• _What you have to do_
Sift the material for lines containing "text", and return them.

• _Data listing_

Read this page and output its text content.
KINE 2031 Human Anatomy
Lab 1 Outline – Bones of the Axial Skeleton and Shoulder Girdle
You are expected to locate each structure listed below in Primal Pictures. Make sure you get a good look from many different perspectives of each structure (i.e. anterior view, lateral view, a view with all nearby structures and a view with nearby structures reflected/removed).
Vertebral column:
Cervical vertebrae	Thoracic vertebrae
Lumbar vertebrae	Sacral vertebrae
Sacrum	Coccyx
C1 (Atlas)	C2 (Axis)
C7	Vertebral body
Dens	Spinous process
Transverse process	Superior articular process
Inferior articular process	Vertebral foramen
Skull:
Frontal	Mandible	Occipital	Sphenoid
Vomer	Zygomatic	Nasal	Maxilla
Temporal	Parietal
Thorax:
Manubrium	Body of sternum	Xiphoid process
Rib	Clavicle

* * *

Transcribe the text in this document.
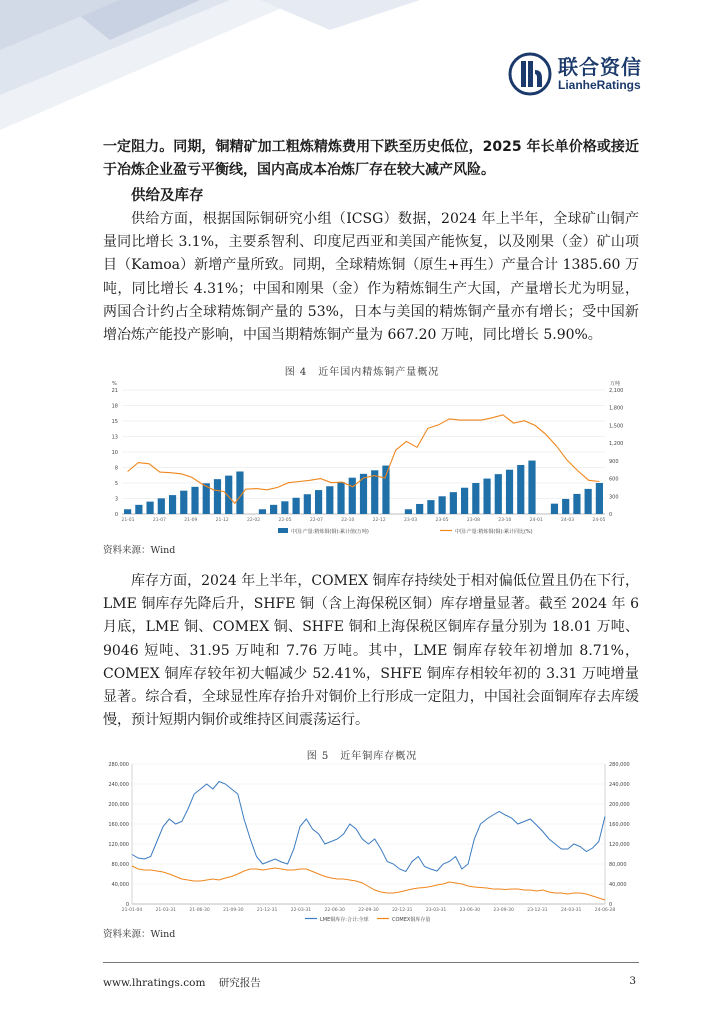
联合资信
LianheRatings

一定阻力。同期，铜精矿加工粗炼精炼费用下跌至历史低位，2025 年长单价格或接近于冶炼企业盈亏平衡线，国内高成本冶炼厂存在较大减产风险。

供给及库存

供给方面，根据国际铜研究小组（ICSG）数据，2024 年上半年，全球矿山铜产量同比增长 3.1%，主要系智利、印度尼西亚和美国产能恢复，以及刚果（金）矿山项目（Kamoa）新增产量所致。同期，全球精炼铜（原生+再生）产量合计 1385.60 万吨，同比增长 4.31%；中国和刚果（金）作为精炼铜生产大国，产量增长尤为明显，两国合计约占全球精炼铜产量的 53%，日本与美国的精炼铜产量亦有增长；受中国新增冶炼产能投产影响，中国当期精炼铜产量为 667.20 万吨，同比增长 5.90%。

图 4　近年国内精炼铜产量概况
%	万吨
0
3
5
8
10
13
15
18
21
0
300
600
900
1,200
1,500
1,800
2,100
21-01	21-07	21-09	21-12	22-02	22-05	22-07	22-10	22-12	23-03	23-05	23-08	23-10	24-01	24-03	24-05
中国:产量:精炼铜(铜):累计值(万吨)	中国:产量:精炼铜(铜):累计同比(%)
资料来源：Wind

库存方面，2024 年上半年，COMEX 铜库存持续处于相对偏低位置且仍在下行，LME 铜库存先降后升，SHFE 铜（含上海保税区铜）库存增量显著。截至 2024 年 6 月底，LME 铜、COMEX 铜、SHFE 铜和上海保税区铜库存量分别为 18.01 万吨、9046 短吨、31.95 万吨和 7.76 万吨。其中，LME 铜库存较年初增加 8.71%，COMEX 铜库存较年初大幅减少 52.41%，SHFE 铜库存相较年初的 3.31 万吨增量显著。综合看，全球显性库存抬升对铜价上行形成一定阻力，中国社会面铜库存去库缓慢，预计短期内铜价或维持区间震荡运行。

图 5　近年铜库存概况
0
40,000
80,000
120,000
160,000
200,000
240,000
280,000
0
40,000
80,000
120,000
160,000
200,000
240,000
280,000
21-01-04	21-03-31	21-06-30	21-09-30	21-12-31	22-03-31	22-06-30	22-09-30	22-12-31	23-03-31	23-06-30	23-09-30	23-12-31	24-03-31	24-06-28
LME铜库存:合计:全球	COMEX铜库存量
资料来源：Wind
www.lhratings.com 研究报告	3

• _Solution to the exercise_
Read this page and output its text content.
Transcribe the text in this document.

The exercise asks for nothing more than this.